(Excerpt from a dataset)
· · · · ·
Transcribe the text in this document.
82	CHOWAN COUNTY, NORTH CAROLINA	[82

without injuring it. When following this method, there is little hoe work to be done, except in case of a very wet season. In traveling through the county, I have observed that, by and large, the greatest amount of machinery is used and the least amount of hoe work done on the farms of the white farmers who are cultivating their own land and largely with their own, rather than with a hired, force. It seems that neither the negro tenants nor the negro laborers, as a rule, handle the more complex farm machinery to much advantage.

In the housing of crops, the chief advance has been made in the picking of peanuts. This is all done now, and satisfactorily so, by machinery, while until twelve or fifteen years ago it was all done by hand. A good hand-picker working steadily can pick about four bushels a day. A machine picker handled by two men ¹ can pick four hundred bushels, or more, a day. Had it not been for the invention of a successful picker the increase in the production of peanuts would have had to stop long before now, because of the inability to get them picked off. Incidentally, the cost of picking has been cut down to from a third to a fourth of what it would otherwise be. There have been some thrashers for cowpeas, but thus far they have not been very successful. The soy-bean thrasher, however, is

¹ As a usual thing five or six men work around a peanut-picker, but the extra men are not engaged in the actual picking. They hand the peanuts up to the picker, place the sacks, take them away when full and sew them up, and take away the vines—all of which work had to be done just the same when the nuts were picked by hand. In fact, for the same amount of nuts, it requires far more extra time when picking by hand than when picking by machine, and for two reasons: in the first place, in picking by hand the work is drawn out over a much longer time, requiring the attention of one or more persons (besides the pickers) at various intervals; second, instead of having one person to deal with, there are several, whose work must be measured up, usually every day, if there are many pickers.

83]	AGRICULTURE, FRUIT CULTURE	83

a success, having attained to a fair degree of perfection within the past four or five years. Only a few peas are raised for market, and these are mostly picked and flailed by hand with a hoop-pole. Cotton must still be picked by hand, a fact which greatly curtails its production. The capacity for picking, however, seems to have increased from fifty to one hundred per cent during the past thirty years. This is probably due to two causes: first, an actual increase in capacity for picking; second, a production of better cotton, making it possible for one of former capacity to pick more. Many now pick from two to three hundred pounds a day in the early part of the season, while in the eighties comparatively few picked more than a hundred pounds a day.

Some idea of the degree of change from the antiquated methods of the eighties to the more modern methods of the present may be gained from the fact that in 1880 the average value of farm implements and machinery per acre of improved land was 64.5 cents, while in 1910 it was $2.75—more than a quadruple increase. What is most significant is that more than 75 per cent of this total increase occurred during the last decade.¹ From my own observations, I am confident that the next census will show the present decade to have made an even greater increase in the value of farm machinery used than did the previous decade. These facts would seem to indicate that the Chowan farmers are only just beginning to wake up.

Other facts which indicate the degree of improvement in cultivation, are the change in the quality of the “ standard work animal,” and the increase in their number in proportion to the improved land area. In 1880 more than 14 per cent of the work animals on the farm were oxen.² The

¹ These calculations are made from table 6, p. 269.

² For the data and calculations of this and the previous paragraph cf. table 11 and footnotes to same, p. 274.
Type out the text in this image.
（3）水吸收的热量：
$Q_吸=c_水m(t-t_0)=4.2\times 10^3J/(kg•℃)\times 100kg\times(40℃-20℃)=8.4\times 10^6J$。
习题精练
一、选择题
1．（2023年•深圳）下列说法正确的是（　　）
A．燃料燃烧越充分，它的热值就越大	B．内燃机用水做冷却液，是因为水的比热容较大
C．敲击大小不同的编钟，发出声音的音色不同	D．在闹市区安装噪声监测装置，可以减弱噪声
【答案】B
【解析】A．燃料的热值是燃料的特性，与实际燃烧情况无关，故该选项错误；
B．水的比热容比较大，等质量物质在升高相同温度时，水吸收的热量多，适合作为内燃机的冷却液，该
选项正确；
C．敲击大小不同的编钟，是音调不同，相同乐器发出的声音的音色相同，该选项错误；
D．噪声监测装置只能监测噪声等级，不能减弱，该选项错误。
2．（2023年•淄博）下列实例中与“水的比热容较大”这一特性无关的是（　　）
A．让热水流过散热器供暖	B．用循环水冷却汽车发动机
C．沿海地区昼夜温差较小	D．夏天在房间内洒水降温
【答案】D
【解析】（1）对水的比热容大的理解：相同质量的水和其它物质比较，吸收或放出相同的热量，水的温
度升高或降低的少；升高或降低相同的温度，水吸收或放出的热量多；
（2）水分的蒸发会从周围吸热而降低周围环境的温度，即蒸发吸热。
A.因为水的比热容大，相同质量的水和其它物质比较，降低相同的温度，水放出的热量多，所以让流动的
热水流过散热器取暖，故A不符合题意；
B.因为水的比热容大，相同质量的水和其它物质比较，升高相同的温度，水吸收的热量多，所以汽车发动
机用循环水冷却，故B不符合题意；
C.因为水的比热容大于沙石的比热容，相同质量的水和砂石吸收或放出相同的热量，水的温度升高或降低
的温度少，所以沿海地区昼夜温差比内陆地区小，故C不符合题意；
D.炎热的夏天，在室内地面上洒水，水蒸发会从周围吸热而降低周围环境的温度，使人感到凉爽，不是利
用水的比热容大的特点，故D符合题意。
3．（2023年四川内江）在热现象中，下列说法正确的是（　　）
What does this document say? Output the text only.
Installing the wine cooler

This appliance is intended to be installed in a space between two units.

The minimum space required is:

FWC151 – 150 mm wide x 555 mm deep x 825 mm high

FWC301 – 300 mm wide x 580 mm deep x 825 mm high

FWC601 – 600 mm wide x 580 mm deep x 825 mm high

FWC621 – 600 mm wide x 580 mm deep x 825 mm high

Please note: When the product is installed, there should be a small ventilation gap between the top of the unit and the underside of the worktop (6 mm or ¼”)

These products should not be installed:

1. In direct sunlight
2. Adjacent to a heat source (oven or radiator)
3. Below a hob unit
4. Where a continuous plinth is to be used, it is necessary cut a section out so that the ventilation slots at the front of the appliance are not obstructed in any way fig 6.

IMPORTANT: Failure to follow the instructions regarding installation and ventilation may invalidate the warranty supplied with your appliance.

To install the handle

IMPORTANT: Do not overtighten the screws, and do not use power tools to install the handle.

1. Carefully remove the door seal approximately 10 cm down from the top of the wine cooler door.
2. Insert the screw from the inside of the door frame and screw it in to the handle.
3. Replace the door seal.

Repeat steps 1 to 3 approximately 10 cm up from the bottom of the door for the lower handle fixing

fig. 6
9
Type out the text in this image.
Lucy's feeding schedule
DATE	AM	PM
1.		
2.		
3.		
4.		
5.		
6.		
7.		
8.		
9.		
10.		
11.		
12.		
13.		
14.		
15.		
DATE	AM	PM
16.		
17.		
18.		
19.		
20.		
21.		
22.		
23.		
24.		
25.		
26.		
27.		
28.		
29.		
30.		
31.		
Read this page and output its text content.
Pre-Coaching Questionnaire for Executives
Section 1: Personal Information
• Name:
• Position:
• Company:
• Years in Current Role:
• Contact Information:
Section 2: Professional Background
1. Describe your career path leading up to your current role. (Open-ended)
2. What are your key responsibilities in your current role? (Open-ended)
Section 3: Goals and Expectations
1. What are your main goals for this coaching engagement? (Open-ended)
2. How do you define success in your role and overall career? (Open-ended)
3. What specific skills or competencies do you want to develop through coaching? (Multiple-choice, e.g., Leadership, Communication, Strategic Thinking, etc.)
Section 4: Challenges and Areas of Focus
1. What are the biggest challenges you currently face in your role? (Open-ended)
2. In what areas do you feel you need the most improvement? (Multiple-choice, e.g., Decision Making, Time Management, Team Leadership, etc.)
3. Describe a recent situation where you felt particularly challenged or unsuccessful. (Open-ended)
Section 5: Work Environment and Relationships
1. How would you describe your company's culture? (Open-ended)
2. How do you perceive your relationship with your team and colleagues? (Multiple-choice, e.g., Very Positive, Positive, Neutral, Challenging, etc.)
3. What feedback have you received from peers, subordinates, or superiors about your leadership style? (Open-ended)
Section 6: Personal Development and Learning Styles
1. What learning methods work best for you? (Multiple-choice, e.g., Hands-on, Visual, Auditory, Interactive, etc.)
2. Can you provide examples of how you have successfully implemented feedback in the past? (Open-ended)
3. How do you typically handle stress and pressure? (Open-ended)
· · · · ·
WORK INSTRUCTIONS:
Note each line of the entries that has "much" in it, and copy those lines.

OUTPUT:
without injuring it. When following this method, there is little hoe work to be done, except in case of a very wet season. In traveling through the county, I have observed that, by and large, the greatest amount of machinery is used and the least amount of hoe work done on the farms of the white farmers who are cultivating their own land and largely with their own, rather than with a hired, force. It seems that neither the negro tenants nor the negro laborers, as a rule, handle the more complex farm machinery to much advantage.
¹ As a usual thing five or six men work around a peanut-picker, but the extra men are not engaged in the actual picking. They hand the peanuts up to the picker, place the sacks, take them away when full and sew them up, and take away the vines—all of which work had to be done just the same when the nuts were picked by hand. In fact, for the same amount of nuts, it requires far more extra time when picking by hand than when picking by machine, and for two reasons: in the first place, in picking by hand the work is drawn out over a much longer time, requiring the attention of one or more persons (besides the pickers) at various intervals; second, instead of having one person to deal with, there are several, whose work must be measured up, usually every day, if there are many pickers.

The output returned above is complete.